Challenge –
Search the material for "стаго" and show all lines that contain it.

## start

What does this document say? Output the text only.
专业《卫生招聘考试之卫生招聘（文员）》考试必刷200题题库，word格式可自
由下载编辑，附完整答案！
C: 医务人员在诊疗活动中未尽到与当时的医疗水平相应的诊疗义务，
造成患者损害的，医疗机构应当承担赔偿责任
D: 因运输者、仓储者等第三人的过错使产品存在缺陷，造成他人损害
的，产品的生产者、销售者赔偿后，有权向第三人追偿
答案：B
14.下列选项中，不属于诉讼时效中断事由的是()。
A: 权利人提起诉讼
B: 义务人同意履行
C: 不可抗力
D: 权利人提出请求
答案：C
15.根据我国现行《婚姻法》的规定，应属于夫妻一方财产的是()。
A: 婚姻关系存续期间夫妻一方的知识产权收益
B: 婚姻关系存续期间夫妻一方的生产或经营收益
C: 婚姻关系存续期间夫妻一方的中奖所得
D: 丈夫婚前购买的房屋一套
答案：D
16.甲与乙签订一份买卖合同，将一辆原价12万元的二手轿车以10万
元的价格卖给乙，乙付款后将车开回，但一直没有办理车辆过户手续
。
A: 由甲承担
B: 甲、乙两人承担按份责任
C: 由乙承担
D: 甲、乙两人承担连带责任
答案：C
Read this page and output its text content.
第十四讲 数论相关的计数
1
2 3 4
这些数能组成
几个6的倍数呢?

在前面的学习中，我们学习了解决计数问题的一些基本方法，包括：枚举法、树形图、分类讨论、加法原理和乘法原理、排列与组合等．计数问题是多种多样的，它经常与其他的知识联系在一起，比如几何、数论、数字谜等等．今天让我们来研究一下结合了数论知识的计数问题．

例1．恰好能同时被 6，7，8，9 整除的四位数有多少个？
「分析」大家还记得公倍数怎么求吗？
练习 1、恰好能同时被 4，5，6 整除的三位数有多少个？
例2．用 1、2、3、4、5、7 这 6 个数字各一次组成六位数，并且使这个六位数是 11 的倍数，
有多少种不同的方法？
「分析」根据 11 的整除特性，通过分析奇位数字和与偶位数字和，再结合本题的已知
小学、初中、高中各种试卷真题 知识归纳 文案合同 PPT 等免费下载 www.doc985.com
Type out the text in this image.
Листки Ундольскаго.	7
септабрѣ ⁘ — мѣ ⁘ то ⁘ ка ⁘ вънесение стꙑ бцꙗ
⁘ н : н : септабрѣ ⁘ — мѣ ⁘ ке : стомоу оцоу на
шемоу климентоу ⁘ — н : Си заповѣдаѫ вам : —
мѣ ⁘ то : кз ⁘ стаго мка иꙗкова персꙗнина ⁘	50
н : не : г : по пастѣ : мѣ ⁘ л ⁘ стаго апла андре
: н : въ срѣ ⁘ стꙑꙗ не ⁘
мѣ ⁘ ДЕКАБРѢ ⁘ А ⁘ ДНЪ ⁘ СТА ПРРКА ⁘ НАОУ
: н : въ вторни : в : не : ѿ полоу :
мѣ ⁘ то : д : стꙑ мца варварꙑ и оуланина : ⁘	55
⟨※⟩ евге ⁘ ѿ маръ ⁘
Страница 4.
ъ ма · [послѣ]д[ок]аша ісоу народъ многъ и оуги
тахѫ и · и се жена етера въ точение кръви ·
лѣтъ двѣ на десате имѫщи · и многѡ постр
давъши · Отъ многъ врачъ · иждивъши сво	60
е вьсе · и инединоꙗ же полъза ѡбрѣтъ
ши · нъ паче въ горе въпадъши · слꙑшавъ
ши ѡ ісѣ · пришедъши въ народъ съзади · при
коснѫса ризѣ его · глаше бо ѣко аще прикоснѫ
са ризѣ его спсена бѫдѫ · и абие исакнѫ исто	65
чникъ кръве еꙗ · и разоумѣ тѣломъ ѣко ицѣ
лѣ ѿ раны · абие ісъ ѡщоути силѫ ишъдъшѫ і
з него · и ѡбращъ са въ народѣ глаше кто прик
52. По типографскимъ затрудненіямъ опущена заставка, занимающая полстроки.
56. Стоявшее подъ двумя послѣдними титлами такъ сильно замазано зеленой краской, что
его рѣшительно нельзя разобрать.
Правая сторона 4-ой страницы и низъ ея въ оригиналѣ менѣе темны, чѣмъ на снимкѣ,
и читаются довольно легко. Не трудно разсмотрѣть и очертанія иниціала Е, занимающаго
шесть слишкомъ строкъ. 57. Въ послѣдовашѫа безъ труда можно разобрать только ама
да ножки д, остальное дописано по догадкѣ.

## end

Worked solution –
мѣ ⁘ то : кз ⁘ стаго мка иꙗкова персꙗнина ⁘	50
н : не : г : по пастѣ : мѣ ⁘ л ⁘ стаго апла андре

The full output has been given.